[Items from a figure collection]
[BEGIN]

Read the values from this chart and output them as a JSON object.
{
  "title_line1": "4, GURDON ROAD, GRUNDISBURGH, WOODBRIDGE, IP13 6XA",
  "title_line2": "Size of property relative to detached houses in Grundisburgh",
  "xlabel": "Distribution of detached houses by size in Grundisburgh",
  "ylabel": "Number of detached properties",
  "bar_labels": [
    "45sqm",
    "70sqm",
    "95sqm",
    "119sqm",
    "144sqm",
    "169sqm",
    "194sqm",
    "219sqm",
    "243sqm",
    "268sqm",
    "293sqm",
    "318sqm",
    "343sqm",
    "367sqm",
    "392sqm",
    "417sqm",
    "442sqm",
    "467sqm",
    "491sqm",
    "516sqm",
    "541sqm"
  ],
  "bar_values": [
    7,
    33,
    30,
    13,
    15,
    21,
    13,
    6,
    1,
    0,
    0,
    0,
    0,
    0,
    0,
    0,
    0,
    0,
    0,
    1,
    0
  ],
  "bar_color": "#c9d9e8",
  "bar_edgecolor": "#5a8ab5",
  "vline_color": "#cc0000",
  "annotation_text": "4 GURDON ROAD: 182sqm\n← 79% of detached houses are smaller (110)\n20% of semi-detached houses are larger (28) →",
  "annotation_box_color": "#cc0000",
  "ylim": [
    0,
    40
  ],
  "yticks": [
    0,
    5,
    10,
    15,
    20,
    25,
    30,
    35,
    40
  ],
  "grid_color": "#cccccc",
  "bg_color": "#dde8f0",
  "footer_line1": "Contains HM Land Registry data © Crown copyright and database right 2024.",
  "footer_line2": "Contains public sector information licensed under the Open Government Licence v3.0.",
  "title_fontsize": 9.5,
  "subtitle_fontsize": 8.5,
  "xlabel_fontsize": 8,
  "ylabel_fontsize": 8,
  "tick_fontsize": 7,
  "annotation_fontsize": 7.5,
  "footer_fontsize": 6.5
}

[END]

## [AIM]
Give the number of lines in the data that contain "GURDON", with no other words.

## [TASK RESULT]
2